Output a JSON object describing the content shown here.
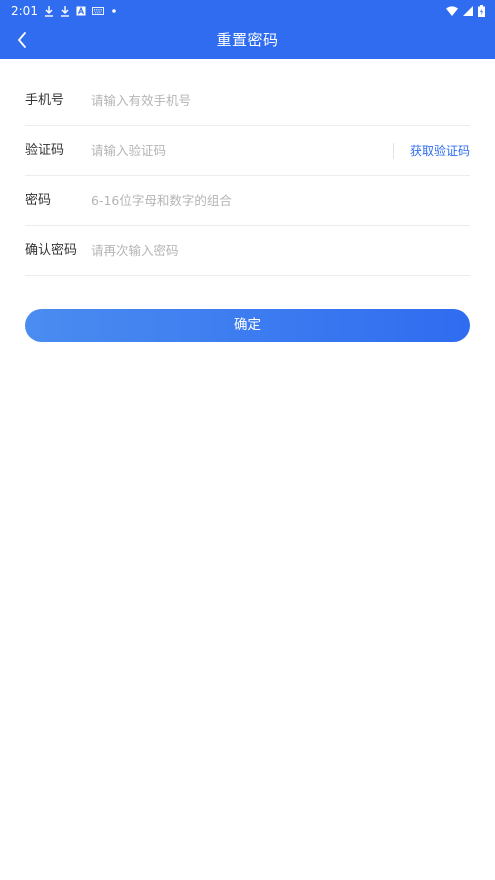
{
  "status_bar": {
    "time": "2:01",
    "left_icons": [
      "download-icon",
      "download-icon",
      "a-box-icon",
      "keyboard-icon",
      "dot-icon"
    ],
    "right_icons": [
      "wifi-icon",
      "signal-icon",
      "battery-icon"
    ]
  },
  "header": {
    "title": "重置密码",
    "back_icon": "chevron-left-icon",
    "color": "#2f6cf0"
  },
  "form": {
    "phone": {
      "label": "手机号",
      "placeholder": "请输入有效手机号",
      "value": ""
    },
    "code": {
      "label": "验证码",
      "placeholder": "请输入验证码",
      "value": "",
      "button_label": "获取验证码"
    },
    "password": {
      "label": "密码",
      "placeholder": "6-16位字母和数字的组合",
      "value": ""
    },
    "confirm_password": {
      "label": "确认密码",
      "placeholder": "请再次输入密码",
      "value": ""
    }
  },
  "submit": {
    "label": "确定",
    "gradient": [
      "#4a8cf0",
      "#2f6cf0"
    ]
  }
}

┄┄┄┄┄┄┄┄┄┄┄┄┄┄┄┄┄┄┄┄

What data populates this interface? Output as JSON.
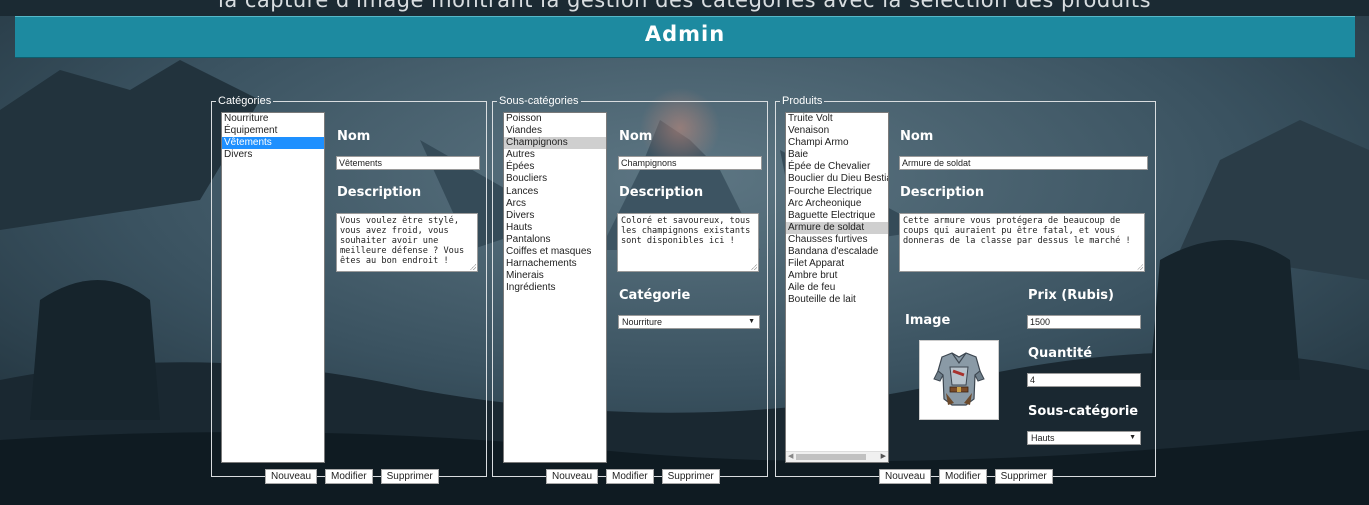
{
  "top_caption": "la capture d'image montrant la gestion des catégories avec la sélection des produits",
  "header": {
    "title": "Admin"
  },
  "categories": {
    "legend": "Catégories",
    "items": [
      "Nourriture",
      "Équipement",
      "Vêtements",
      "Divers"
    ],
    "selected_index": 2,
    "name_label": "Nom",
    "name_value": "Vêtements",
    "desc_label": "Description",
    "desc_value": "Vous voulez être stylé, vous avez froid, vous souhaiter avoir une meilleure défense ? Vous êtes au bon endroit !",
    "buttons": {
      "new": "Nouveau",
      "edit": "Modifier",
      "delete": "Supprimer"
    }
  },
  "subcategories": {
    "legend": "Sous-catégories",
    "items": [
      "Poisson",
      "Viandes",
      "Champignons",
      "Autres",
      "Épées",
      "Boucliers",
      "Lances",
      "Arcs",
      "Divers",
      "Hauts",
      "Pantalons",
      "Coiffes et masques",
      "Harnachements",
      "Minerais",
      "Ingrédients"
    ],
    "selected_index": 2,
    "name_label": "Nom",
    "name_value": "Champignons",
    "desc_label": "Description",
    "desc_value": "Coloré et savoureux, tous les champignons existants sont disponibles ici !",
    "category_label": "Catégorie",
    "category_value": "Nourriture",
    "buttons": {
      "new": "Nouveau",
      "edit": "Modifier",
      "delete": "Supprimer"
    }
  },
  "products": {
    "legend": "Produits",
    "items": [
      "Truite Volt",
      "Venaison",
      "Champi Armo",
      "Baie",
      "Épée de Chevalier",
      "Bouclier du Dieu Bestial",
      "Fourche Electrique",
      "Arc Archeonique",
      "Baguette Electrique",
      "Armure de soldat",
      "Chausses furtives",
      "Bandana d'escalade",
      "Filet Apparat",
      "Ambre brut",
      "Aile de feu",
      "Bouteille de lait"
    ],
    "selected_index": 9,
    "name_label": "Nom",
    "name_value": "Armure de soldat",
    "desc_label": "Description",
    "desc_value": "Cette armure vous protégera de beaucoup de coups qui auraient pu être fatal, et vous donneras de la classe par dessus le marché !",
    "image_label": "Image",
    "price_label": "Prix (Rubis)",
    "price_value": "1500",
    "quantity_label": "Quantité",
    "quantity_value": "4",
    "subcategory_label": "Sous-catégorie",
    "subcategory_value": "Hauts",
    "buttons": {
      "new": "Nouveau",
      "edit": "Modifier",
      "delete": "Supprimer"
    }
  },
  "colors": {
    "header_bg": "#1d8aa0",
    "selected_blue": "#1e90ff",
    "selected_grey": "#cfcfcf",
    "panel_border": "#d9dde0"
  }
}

┄┄┄┄┄┄┄┄┄┄┄┄┄┄┄┄┄┄┄┄

→ **Goal**:
Copy each line of the entries that includes the word "JSON".

→ **Task output**:
Output a JSON object describing the content shown here.
What data populates this interface? Output as JSON.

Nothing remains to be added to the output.